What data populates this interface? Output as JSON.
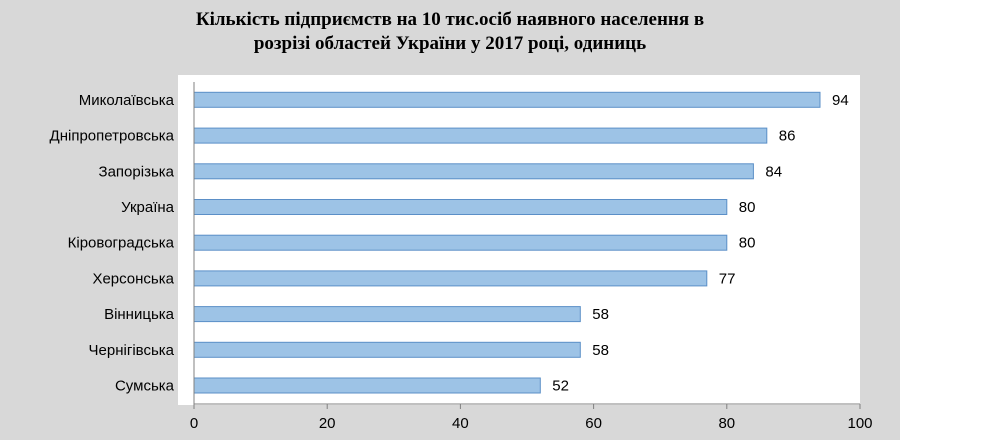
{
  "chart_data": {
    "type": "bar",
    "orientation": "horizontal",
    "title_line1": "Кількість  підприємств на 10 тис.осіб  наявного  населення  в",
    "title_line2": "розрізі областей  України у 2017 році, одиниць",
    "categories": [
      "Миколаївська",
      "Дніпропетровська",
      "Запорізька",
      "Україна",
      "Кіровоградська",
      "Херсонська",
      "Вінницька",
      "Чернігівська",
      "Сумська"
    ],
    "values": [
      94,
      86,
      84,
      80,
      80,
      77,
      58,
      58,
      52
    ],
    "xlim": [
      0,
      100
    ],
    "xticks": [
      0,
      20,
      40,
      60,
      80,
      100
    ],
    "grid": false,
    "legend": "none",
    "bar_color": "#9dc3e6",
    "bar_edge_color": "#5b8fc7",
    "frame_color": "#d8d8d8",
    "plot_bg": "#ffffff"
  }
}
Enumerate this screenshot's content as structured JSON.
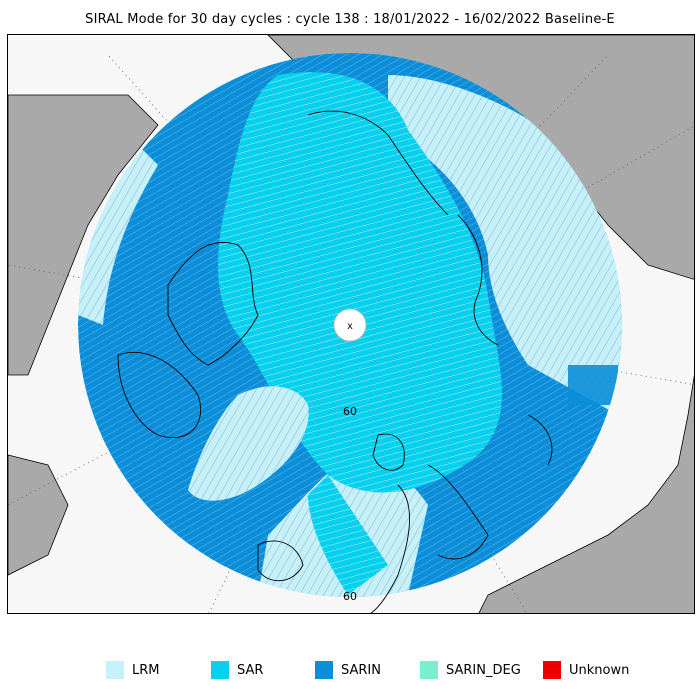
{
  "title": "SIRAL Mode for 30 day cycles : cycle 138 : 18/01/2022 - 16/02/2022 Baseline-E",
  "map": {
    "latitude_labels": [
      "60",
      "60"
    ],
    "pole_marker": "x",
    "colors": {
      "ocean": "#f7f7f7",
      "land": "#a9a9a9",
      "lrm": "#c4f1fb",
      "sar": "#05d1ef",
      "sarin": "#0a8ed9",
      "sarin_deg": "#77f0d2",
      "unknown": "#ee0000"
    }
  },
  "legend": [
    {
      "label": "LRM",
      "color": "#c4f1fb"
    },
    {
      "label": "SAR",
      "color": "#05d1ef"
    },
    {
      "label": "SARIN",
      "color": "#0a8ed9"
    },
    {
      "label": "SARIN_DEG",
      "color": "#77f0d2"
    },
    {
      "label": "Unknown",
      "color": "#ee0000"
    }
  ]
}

--

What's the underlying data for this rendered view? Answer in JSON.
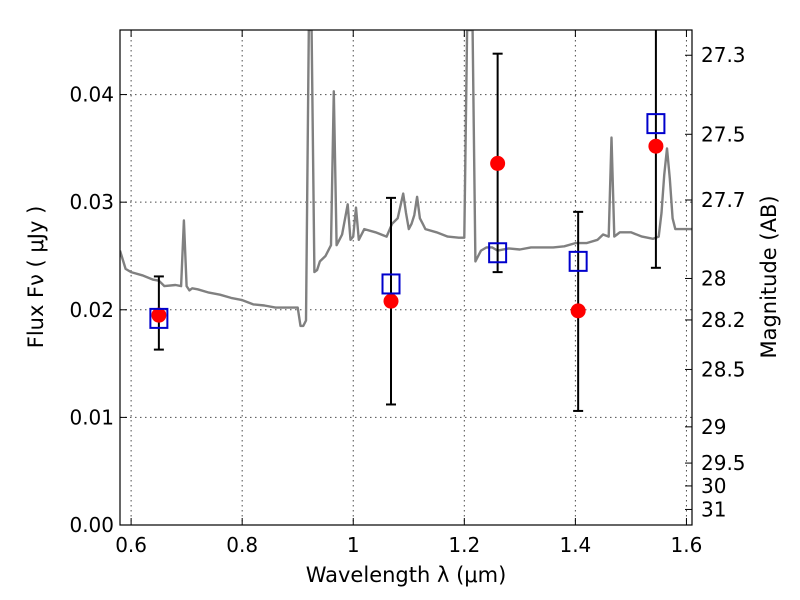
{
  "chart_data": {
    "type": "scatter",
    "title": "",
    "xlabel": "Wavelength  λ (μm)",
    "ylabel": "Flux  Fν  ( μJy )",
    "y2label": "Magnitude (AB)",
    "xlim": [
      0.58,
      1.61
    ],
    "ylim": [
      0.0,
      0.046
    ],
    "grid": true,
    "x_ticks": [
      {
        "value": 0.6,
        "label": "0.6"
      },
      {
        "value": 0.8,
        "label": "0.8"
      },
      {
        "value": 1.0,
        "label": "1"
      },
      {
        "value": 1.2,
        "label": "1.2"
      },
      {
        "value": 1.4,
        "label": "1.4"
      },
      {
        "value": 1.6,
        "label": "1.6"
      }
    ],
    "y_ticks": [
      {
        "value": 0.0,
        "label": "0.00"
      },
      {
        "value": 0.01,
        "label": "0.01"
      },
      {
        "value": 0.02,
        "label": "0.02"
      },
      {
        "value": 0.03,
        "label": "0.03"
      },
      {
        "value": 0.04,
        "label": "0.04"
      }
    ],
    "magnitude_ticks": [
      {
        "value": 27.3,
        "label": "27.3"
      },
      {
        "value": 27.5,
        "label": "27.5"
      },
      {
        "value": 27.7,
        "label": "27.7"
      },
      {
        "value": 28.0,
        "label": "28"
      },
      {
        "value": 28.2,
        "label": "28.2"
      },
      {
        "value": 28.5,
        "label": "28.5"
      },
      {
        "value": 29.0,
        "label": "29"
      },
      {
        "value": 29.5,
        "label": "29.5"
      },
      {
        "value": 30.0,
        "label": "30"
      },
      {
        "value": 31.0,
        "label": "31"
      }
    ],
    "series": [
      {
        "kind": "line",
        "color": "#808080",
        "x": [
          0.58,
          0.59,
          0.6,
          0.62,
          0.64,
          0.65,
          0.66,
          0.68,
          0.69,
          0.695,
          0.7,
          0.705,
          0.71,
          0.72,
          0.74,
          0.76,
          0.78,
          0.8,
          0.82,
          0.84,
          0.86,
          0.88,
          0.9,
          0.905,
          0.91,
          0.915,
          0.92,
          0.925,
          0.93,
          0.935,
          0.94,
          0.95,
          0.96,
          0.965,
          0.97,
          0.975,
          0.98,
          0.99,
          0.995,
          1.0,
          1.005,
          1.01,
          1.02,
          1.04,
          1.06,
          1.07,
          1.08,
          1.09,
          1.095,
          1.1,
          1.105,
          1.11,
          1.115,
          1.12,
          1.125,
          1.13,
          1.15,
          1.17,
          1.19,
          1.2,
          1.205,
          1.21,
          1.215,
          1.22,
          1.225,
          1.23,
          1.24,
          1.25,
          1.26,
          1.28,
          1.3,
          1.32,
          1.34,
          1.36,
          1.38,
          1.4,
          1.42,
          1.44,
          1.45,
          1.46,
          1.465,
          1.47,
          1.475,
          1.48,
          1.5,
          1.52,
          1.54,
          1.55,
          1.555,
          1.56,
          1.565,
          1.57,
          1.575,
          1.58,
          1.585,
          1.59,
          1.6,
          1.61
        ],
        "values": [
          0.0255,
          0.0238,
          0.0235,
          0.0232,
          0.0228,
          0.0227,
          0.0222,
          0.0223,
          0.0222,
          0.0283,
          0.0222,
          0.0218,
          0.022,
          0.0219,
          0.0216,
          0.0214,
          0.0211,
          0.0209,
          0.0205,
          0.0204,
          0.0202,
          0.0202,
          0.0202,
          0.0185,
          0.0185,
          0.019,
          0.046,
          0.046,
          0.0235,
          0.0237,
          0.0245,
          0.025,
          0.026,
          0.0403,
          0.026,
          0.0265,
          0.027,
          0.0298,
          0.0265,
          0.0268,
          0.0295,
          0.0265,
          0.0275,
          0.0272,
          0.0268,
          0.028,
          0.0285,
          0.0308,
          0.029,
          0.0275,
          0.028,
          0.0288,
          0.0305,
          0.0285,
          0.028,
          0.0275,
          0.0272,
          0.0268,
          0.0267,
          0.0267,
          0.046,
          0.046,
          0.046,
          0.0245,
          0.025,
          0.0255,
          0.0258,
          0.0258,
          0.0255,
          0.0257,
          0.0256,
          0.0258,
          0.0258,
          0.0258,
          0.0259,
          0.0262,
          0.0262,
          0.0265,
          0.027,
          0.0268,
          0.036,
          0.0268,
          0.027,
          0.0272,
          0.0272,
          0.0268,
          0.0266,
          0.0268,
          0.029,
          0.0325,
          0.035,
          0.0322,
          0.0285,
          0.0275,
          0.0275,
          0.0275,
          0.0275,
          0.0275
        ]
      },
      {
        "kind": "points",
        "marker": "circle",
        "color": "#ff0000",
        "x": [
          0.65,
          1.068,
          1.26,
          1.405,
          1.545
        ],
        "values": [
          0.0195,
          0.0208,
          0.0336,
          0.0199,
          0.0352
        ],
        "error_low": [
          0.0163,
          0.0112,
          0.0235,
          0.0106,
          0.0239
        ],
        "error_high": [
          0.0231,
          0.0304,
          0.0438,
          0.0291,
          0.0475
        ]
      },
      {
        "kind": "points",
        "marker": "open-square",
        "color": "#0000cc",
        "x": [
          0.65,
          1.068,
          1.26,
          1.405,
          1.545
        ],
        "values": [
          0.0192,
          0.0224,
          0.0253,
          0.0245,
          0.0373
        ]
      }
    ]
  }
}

--

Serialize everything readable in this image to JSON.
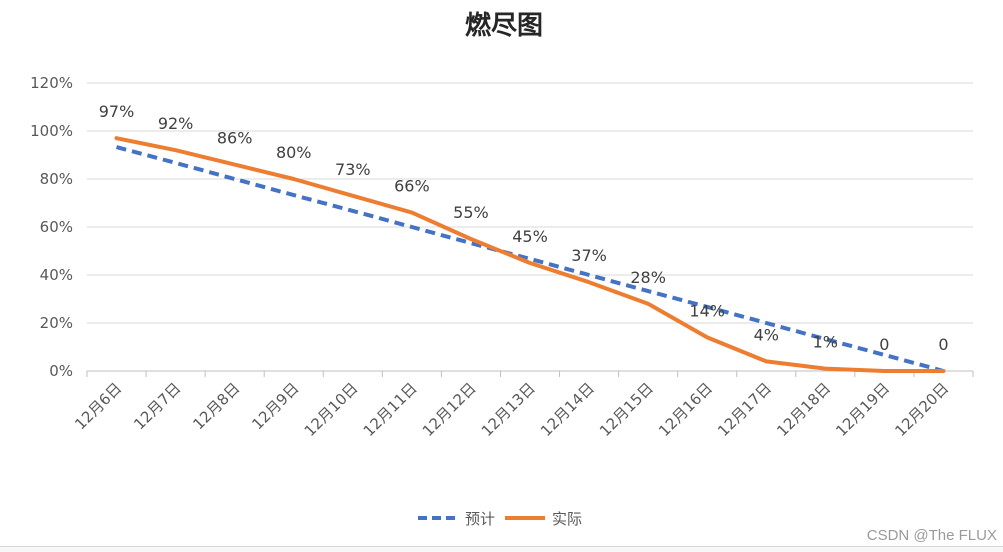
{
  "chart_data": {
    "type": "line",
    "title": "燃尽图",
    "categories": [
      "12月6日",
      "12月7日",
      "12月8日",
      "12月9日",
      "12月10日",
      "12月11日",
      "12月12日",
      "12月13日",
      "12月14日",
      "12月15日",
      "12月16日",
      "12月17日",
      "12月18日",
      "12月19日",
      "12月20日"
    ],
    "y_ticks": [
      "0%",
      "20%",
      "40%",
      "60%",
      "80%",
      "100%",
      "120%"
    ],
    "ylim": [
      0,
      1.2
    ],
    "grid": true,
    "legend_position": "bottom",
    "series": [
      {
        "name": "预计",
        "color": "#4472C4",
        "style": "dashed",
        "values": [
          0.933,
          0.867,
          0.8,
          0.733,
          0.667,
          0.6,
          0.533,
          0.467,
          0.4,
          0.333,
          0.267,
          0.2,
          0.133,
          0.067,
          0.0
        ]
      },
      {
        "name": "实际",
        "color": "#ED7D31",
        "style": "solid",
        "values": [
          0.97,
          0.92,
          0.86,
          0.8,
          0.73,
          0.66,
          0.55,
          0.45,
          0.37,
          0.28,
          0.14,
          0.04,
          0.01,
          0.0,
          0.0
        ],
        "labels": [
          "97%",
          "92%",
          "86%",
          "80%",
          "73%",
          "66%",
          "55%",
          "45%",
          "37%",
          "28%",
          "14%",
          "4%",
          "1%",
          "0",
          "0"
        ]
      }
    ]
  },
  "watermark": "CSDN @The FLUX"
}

Job ▸ Pull out all lines from the entries above in which the word "this" appears.

Reply ▸
What data populates this interface? Output as JSON.
Enumerate this screenshot's content as structured JSON.
What's the underlying data for this rendered view? Answer in JSON.
Serialize everything readable in this image to JSON.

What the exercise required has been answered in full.